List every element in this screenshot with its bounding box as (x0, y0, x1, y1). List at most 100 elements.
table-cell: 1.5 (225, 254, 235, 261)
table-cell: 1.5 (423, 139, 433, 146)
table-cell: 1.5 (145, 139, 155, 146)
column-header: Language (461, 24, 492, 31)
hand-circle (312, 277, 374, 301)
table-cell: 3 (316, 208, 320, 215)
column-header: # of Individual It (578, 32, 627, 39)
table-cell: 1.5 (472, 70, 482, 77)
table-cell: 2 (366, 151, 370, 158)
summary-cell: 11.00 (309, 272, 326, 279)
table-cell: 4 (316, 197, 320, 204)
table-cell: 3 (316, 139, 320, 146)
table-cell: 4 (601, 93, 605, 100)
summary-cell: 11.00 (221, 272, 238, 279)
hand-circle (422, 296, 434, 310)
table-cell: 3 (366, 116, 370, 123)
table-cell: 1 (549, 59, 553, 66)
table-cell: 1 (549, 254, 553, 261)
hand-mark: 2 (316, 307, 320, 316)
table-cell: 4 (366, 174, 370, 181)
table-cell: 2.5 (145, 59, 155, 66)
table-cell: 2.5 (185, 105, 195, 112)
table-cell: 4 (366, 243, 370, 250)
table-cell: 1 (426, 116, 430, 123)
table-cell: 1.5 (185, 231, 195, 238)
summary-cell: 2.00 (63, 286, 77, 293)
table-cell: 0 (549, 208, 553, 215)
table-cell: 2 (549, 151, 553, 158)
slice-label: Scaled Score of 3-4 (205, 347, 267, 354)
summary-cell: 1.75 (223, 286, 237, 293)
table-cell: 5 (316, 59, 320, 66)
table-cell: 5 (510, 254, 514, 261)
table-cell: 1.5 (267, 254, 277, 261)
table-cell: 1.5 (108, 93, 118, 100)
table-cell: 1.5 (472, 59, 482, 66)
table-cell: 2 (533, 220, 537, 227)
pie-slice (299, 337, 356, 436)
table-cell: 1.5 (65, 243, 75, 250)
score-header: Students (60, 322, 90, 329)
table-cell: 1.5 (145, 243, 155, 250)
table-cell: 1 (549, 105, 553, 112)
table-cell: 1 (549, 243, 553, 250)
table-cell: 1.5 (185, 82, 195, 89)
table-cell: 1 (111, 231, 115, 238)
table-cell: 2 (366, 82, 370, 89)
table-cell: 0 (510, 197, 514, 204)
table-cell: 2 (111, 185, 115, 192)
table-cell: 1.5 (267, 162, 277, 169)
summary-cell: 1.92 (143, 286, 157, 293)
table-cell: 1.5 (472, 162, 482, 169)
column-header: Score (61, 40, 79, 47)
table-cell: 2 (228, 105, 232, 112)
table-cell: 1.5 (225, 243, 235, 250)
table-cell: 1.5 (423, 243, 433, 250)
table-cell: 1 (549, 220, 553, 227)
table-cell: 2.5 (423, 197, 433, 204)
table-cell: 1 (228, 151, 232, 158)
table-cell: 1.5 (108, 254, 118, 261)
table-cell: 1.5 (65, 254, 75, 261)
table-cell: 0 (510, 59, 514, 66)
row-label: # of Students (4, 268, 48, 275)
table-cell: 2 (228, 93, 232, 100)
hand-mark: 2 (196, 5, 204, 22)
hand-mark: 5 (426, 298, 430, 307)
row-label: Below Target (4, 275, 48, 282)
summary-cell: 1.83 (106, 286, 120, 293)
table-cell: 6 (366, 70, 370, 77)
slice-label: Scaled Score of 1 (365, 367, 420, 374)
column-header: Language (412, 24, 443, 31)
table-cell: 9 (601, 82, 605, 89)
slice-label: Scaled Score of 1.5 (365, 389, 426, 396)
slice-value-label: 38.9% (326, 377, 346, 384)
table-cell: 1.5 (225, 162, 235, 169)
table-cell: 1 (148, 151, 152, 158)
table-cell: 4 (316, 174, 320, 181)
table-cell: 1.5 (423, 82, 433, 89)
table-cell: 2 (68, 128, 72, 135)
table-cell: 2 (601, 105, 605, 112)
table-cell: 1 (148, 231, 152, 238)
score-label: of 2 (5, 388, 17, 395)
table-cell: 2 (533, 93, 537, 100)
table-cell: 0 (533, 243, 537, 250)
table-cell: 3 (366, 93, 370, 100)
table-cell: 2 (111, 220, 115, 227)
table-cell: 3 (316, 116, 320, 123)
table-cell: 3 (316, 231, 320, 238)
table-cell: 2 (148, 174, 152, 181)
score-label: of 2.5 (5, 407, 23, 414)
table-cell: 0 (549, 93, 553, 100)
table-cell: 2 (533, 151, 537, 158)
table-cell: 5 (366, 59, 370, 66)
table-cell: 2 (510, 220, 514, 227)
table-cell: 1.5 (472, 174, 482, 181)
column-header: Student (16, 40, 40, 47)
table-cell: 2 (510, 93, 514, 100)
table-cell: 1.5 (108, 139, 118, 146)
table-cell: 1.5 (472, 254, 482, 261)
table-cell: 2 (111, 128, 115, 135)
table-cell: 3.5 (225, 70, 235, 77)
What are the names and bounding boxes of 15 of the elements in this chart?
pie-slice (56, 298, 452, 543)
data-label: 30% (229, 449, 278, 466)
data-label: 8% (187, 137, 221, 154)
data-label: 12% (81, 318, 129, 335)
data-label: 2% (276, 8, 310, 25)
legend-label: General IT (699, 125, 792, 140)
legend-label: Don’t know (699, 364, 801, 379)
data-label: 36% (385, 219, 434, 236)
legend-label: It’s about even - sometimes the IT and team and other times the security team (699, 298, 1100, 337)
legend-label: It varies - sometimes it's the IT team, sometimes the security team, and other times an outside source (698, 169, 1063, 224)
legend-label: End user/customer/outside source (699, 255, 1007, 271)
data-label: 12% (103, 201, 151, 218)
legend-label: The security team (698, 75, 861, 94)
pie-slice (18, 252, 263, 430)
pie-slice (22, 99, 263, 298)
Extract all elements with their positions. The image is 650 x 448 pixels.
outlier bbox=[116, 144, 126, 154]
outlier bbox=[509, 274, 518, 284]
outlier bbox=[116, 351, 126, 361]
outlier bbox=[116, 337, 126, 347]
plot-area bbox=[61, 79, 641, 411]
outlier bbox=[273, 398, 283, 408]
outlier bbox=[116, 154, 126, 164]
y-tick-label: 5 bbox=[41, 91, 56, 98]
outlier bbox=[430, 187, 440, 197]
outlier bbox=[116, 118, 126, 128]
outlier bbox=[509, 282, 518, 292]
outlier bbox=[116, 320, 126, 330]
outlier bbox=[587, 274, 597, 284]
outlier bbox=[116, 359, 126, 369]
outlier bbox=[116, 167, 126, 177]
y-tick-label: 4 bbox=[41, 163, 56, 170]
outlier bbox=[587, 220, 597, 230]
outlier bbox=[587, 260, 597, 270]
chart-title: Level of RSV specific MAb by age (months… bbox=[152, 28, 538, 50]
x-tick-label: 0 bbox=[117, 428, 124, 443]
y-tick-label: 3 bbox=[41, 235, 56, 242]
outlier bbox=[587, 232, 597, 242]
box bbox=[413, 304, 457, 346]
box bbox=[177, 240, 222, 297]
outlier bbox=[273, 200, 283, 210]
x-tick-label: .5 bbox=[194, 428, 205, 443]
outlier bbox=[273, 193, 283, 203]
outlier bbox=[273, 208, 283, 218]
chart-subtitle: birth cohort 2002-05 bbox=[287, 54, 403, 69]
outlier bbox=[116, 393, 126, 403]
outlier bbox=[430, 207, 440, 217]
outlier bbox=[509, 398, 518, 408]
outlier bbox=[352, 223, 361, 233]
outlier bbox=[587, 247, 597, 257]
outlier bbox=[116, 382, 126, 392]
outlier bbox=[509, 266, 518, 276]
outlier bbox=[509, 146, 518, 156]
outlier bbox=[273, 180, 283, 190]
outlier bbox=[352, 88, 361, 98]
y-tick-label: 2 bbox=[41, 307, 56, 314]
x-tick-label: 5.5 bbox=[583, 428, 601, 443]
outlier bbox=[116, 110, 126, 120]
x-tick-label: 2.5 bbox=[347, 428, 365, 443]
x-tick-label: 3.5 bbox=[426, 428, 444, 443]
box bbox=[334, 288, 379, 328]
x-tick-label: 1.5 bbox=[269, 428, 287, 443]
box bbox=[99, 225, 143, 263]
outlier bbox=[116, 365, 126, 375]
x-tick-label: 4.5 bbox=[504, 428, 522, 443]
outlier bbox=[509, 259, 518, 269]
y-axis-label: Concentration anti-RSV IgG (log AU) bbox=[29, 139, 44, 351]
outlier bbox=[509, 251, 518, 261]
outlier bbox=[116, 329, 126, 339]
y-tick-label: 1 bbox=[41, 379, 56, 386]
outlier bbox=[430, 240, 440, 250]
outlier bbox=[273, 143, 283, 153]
-.-.-
**Brief:** Set out the data as a numbered list, from its first line through the line that contains "table-cell: 1 (111, 231, 115, 238)", leaving out any blank lines.

**Written answer:**
1. List every element in this screenshot with its bounding box as (x0, y0, x1, y1). List at most 100 elements.
2. table-cell: 1.5 (225, 254, 235, 261)
3. table-cell: 1.5 (423, 139, 433, 146)
4. table-cell: 1.5 (145, 139, 155, 146)
5. column-header: Language (461, 24, 492, 31)
6. hand-circle (312, 277, 374, 301)
7. table-cell: 3 (316, 208, 320, 215)
8. column-header: # of Individual It (578, 32, 627, 39)
9. table-cell: 1.5 (472, 70, 482, 77)
10. table-cell: 2 (366, 151, 370, 158)
11. summary-cell: 11.00 (309, 272, 326, 279)
12. table-cell: 4 (316, 197, 320, 204)
13. table-cell: 3 (316, 139, 320, 146)
14. table-cell: 4 (601, 93, 605, 100)
15. summary-cell: 11.00 (221, 272, 238, 279)
16. hand-circle (422, 296, 434, 310)
17. table-cell: 3 (366, 116, 370, 123)
18. table-cell: 1 (549, 59, 553, 66)
19. table-cell: 1 (549, 254, 553, 261)
20. hand-mark: 2 (316, 307, 320, 316)
21. table-cell: 4 (366, 174, 370, 181)
22. table-cell: 2.5 (145, 59, 155, 66)
23. table-cell: 2.5 (185, 105, 195, 112)
24. table-cell: 4 (366, 243, 370, 250)
25. table-cell: 1 (426, 116, 430, 123)
26. table-cell: 1.5 (185, 231, 195, 238)
27. summary-cell: 2.00 (63, 286, 77, 293)
28. table-cell: 0 (549, 208, 553, 215)
29. table-cell: 2 (549, 151, 553, 158)
30. slice-label: Scaled Score of 3-4 (205, 347, 267, 354)
31. summary-cell: 1.75 (223, 286, 237, 293)
32. table-cell: 5 (316, 59, 320, 66)
33. table-cell: 5 (510, 254, 514, 261)
34. table-cell: 1.5 (267, 254, 277, 261)
35. table-cell: 1.5 (108, 93, 118, 100)
36. table-cell: 1.5 (472, 59, 482, 66)
37. table-cell: 2 (533, 220, 537, 227)
38. pie-slice (299, 337, 356, 436)
39. table-cell: 1.5 (65, 243, 75, 250)
40. score-header: Students (60, 322, 90, 329)
41. table-cell: 1.5 (145, 243, 155, 250)
42. table-cell: 1 (549, 105, 553, 112)
43. table-cell: 1 (549, 243, 553, 250)
44. table-cell: 1.5 (185, 82, 195, 89)
45. table-cell: 1 (111, 231, 115, 238)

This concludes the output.